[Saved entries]
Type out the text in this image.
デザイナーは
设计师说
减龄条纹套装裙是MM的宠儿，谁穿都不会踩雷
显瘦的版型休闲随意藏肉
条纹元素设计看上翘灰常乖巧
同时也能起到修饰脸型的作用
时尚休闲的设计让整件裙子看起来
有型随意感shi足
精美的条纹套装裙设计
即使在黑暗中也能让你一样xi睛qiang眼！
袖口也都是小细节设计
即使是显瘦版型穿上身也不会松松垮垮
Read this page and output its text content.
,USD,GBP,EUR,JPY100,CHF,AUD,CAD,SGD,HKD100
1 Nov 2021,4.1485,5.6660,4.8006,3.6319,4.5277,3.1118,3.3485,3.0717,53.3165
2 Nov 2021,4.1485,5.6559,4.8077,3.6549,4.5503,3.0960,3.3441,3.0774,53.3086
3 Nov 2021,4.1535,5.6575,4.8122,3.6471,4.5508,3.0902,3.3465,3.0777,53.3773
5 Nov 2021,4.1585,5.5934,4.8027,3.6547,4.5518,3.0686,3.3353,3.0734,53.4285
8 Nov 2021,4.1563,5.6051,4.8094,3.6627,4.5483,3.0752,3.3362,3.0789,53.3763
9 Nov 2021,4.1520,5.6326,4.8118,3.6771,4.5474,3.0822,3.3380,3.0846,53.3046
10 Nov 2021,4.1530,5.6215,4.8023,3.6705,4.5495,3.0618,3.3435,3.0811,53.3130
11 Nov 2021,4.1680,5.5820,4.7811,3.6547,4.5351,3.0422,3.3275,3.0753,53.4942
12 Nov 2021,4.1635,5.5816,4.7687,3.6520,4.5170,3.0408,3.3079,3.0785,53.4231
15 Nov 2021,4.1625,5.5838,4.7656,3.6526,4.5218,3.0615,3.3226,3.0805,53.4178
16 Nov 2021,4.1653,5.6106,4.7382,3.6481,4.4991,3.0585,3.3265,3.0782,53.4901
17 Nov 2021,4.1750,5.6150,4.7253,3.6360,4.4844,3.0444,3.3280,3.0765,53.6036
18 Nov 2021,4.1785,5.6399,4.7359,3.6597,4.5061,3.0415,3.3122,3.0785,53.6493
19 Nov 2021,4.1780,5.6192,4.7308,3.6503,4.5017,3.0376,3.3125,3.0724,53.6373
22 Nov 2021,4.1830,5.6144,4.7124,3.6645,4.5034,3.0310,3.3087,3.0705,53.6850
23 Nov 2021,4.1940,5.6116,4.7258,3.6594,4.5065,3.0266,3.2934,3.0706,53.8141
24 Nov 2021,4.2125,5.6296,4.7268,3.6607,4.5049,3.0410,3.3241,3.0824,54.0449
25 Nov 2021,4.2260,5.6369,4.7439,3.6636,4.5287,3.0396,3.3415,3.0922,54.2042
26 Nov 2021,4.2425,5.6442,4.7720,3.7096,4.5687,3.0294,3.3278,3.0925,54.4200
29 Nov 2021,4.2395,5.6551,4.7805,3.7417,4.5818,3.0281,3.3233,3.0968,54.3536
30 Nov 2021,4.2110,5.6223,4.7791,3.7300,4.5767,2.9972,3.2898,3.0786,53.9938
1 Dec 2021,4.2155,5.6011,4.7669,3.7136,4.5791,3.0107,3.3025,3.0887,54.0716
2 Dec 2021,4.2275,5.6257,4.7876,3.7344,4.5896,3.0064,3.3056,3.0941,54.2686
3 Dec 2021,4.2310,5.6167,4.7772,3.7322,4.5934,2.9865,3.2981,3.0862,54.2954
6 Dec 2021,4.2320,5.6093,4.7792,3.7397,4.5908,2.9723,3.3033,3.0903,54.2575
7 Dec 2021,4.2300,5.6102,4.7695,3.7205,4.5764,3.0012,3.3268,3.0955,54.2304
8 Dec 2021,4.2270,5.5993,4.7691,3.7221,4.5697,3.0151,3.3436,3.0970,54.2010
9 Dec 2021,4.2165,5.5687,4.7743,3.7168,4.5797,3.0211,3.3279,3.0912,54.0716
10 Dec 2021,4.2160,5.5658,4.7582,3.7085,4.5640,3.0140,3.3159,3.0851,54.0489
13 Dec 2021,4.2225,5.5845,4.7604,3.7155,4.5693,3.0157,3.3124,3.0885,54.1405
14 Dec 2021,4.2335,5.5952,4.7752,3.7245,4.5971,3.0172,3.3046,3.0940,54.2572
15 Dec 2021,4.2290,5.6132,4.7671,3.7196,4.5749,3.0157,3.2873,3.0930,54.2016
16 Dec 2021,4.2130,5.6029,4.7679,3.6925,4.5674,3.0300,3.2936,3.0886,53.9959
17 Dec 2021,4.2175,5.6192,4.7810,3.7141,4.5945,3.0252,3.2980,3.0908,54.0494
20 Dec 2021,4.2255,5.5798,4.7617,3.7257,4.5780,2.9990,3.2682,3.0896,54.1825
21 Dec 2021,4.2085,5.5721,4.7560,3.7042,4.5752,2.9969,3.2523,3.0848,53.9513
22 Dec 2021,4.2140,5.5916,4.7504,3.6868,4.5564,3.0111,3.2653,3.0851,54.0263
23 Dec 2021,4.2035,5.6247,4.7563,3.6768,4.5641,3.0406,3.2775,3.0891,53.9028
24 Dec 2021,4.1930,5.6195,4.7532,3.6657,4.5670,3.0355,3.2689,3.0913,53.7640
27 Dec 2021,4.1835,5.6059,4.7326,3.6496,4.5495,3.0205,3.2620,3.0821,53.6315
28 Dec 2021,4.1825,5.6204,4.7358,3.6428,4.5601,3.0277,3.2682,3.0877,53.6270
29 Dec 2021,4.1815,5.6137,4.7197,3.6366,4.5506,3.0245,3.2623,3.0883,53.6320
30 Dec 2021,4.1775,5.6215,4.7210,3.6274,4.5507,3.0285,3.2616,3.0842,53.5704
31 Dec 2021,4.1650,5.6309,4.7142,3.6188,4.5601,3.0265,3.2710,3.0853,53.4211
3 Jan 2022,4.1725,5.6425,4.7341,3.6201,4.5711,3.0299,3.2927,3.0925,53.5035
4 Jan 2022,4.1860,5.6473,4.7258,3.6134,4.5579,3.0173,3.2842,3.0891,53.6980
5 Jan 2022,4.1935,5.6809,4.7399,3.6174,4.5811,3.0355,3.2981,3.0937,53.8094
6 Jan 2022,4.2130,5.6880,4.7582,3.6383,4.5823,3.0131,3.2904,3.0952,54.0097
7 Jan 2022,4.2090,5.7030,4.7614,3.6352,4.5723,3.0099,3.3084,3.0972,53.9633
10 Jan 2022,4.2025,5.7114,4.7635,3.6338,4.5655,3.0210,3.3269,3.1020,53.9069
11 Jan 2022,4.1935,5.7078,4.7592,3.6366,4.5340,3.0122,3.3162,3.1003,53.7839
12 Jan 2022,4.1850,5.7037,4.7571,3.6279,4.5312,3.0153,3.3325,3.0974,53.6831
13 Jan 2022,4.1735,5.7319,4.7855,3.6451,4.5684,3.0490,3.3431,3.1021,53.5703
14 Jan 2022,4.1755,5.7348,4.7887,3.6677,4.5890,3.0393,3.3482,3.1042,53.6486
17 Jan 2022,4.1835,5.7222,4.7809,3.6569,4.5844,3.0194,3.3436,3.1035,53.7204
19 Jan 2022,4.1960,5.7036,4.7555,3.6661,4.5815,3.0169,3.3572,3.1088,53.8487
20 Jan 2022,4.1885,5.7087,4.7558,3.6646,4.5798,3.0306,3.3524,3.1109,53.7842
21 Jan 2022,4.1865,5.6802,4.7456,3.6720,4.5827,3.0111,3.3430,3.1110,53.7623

Written instruction:
Gather each line of the listing that holds the string "text".

Task response:
Type out the text in this image.
Read this page and output its text content.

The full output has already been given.